**Provided records**
<<<<
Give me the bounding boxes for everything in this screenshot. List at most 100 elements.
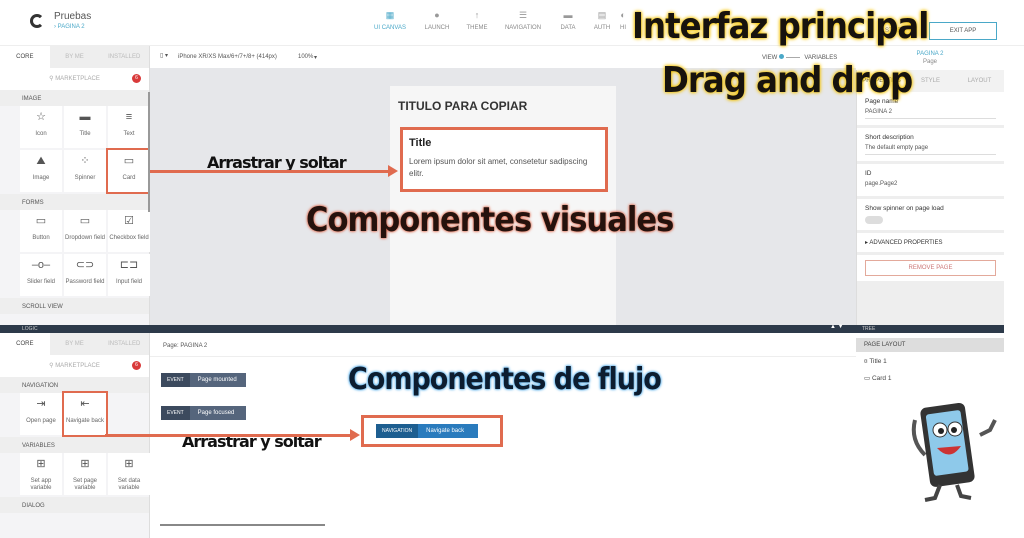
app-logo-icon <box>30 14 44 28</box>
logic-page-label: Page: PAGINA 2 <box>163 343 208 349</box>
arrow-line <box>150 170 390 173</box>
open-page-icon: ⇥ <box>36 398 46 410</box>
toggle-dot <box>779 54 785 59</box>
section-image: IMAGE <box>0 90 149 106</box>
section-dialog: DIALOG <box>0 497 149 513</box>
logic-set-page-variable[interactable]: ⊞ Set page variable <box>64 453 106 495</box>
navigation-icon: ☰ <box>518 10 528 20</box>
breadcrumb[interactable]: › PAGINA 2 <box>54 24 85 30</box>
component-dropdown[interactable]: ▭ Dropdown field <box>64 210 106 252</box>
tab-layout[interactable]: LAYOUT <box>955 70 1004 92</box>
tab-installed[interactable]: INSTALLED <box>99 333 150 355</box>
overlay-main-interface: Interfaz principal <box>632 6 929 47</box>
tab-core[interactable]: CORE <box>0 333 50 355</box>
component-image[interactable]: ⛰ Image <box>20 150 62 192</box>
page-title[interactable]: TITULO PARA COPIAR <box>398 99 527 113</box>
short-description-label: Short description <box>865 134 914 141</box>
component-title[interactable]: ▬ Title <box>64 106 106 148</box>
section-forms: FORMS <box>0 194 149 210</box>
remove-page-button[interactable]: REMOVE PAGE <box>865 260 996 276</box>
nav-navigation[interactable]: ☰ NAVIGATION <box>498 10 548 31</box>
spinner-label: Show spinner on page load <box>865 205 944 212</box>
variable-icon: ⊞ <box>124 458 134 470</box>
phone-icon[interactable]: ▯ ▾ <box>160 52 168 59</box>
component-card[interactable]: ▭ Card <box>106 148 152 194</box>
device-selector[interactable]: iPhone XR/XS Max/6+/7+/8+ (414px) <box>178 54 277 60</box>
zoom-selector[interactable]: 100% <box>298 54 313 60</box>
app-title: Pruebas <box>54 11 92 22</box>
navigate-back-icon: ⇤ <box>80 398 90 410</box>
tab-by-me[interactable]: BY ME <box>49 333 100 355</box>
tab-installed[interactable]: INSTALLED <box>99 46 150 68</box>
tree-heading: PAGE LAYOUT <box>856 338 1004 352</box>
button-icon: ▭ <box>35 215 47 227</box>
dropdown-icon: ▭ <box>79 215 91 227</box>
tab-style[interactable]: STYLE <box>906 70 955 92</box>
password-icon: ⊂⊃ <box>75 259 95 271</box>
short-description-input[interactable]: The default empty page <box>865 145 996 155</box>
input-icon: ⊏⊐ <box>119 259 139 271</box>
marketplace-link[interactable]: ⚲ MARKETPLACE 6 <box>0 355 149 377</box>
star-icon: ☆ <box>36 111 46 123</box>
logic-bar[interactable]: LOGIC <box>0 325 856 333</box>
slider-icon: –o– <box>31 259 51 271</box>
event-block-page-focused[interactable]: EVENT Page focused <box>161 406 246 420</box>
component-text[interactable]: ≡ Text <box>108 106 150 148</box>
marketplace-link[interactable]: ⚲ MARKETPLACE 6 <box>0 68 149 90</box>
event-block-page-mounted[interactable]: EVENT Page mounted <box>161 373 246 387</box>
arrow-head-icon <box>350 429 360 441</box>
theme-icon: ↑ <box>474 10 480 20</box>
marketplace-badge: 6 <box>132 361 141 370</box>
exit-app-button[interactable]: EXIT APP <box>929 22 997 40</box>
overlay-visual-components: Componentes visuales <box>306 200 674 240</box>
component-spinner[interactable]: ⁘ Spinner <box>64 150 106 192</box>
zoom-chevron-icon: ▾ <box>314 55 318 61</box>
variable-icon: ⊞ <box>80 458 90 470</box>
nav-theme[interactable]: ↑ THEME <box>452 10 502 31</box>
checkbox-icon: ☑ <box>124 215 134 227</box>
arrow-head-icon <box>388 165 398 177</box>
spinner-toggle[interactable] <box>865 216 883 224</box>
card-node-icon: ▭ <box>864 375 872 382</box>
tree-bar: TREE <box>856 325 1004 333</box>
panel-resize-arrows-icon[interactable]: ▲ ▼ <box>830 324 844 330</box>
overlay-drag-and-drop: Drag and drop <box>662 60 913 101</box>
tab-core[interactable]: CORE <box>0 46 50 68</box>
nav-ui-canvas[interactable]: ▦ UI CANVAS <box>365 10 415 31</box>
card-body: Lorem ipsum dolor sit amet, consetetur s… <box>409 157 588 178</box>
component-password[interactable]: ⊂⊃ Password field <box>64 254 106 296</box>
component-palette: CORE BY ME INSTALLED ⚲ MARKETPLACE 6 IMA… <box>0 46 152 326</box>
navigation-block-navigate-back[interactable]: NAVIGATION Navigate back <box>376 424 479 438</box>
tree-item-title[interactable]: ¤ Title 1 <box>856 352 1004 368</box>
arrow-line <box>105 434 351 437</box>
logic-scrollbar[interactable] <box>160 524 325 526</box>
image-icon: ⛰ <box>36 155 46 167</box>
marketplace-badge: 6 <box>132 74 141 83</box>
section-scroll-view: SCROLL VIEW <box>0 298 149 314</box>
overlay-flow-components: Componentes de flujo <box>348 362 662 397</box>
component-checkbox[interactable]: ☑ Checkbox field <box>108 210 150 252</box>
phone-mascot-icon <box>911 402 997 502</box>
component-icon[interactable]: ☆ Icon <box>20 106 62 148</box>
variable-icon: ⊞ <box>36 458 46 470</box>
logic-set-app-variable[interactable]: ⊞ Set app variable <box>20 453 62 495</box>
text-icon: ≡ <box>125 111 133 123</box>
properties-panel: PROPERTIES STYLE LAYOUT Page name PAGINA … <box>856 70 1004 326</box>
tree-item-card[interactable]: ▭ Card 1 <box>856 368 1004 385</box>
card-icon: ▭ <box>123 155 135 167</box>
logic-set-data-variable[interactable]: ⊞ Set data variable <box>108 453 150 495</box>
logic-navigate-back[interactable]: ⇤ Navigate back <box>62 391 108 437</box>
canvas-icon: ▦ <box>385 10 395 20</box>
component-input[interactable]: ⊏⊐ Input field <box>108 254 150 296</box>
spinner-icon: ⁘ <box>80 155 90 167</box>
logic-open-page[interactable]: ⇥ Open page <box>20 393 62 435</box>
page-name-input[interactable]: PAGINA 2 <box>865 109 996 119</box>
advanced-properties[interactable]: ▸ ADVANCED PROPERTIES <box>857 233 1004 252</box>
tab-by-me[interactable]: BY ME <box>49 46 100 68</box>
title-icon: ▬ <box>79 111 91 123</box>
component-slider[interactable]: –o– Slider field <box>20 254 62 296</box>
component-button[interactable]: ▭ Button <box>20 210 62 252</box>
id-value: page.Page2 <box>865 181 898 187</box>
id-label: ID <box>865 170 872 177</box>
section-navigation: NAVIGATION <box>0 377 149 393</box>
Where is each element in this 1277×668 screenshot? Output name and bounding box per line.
>>>>
Copy the lines of the material word for word, starting at the line containing "app-logo-icon <box>30 14 44 28</box>" and ending at the line containing "variable-icon: ⊞ <box>124 458 134 470</box>", both included.

app-logo-icon <box>30 14 44 28</box>
logic-page-label: Page: PAGINA 2 <box>163 343 208 349</box>
arrow-line <box>150 170 390 173</box>
open-page-icon: ⇥ <box>36 398 46 410</box>
toggle-dot <box>779 54 785 59</box>
section-image: IMAGE <box>0 90 149 106</box>
section-dialog: DIALOG <box>0 497 149 513</box>
logic-set-page-variable[interactable]: ⊞ Set page variable <box>64 453 106 495</box>
navigation-icon: ☰ <box>518 10 528 20</box>
breadcrumb[interactable]: › PAGINA 2 <box>54 24 85 30</box>
component-dropdown[interactable]: ▭ Dropdown field <box>64 210 106 252</box>
tab-layout[interactable]: LAYOUT <box>955 70 1004 92</box>
tab-installed[interactable]: INSTALLED <box>99 333 150 355</box>
overlay-main-interface: Interfaz principal <box>632 6 929 47</box>
tab-core[interactable]: CORE <box>0 333 50 355</box>
component-image[interactable]: ⛰ Image <box>20 150 62 192</box>
page-title[interactable]: TITULO PARA COPIAR <box>398 99 527 113</box>
short-description-label: Short description <box>865 134 914 141</box>
component-title[interactable]: ▬ Title <box>64 106 106 148</box>
section-forms: FORMS <box>0 194 149 210</box>
remove-page-button[interactable]: REMOVE PAGE <box>865 260 996 276</box>
nav-navigation[interactable]: ☰ NAVIGATION <box>498 10 548 31</box>
spinner-label: Show spinner on page load <box>865 205 944 212</box>
variable-icon: ⊞ <box>124 458 134 470</box>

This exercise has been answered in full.